What is needed: Write out all of the data without omission, exactly as shown.

(Part of a data file)
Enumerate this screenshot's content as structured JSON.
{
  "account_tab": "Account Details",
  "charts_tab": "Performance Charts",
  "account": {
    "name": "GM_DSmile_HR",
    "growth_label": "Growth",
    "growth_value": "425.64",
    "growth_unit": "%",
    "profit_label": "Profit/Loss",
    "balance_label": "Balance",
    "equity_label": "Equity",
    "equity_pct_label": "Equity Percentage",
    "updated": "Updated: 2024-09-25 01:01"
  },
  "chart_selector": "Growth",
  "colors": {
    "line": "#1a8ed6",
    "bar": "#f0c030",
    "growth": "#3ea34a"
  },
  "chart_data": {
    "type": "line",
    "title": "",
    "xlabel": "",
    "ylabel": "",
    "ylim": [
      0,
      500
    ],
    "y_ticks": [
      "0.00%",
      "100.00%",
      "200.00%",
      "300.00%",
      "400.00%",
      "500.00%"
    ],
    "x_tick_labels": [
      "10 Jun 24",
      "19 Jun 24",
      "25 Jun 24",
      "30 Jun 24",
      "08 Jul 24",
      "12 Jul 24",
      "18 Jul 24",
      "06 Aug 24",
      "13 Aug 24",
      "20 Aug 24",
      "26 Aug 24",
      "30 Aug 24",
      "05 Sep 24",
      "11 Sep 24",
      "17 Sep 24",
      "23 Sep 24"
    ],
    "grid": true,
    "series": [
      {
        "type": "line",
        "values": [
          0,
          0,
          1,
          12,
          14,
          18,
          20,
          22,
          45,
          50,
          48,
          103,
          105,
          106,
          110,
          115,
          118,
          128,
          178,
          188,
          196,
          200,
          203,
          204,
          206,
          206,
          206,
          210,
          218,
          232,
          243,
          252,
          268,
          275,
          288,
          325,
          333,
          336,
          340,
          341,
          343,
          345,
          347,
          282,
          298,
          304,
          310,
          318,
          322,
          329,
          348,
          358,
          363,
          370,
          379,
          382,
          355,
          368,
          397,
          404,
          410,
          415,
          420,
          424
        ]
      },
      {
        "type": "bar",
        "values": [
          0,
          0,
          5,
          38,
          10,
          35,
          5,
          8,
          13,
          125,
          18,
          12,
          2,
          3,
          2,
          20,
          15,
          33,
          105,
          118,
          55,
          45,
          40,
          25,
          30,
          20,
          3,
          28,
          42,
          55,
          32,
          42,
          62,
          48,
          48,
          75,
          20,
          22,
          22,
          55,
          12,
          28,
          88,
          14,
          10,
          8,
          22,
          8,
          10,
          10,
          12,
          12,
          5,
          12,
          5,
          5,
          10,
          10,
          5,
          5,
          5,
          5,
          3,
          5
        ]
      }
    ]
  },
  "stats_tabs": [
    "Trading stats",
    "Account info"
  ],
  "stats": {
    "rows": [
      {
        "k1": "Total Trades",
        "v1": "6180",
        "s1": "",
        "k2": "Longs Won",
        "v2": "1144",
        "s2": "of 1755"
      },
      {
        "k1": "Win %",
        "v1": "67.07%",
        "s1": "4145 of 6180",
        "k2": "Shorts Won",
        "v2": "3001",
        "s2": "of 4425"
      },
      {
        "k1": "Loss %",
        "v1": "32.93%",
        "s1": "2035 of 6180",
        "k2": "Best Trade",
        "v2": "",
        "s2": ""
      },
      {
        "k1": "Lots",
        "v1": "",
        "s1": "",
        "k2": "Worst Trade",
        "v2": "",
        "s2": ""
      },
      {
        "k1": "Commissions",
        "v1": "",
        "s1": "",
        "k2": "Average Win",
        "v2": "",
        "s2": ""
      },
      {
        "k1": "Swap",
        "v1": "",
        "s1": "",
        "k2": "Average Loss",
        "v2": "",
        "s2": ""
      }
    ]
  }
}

Response for this exercise:
Enumerate this screenshot's content as structured JSON.
{
  "account_tab": "Account Details",
  "charts_tab": "Performance Charts",
  "account": {
    "name": "GM_DSmile_HR",
    "growth_label": "Growth",
    "growth_value": "425.64",
    "growth_unit": "%",
    "profit_label": "Profit/Loss",
    "balance_label": "Balance",
    "equity_label": "Equity",
    "equity_pct_label": "Equity Percentage",
    "updated": "Updated: 2024-09-25 01:01"
  },
  "chart_selector": "Growth",
  "colors": {
    "line": "#1a8ed6",
    "bar": "#f0c030",
    "growth": "#3ea34a"
  },
  "chart_data": {
    "type": "line",
    "title": "",
    "xlabel": "",
    "ylabel": "",
    "ylim": [
      0,
      500
    ],
    "y_ticks": [
      "0.00%",
      "100.00%",
      "200.00%",
      "300.00%",
      "400.00%",
      "500.00%"
    ],
    "x_tick_labels": [
      "10 Jun 24",
      "19 Jun 24",
      "25 Jun 24",
      "30 Jun 24",
      "08 Jul 24",
      "12 Jul 24",
      "18 Jul 24",
      "06 Aug 24",
      "13 Aug 24",
      "20 Aug 24",
      "26 Aug 24",
      "30 Aug 24",
      "05 Sep 24",
      "11 Sep 24",
      "17 Sep 24",
      "23 Sep 24"
    ],
    "grid": true,
    "series": [
      {
        "type": "line",
        "values": [
          0,
          0,
          1,
          12,
          14,
          18,
          20,
          22,
          45,
          50,
          48,
          103,
          105,
          106,
          110,
          115,
          118,
          128,
          178,
          188,
          196,
          200,
          203,
          204,
          206,
          206,
          206,
          210,
          218,
          232,
          243,
          252,
          268,
          275,
          288,
          325,
          333,
          336,
          340,
          341,
          343,
          345,
          347,
          282,
          298,
          304,
          310,
          318,
          322,
          329,
          348,
          358,
          363,
          370,
          379,
          382,
          355,
          368,
          397,
          404,
          410,
          415,
          420,
          424
        ]
      },
      {
        "type": "bar",
        "values": [
          0,
          0,
          5,
          38,
          10,
          35,
          5,
          8,
          13,
          125,
          18,
          12,
          2,
          3,
          2,
          20,
          15,
          33,
          105,
          118,
          55,
          45,
          40,
          25,
          30,
          20,
          3,
          28,
          42,
          55,
          32,
          42,
          62,
          48,
          48,
          75,
          20,
          22,
          22,
          55,
          12,
          28,
          88,
          14,
          10,
          8,
          22,
          8,
          10,
          10,
          12,
          12,
          5,
          12,
          5,
          5,
          10,
          10,
          5,
          5,
          5,
          5,
          3,
          5
        ]
      }
    ]
  },
  "stats_tabs": [
    "Trading stats",
    "Account info"
  ],
  "stats": {
    "rows": [
      {
        "k1": "Total Trades",
        "v1": "6180",
        "s1": "",
        "k2": "Longs Won",
        "v2": "1144",
        "s2": "of 1755"
      },
      {
        "k1": "Win %",
        "v1": "67.07%",
        "s1": "4145 of 6180",
        "k2": "Shorts Won",
        "v2": "3001",
        "s2": "of 4425"
      },
      {
        "k1": "Loss %",
        "v1": "32.93%",
        "s1": "2035 of 6180",
        "k2": "Best Trade",
        "v2": "",
        "s2": ""
      },
      {
        "k1": "Lots",
        "v1": "",
        "s1": "",
        "k2": "Worst Trade",
        "v2": "",
        "s2": ""
      },
      {
        "k1": "Commissions",
        "v1": "",
        "s1": "",
        "k2": "Average Win",
        "v2": "",
        "s2": ""
      },
      {
        "k1": "Swap",
        "v1": "",
        "s1": "",
        "k2": "Average Loss",
        "v2": "",
        "s2": ""
      }
    ]
  }
}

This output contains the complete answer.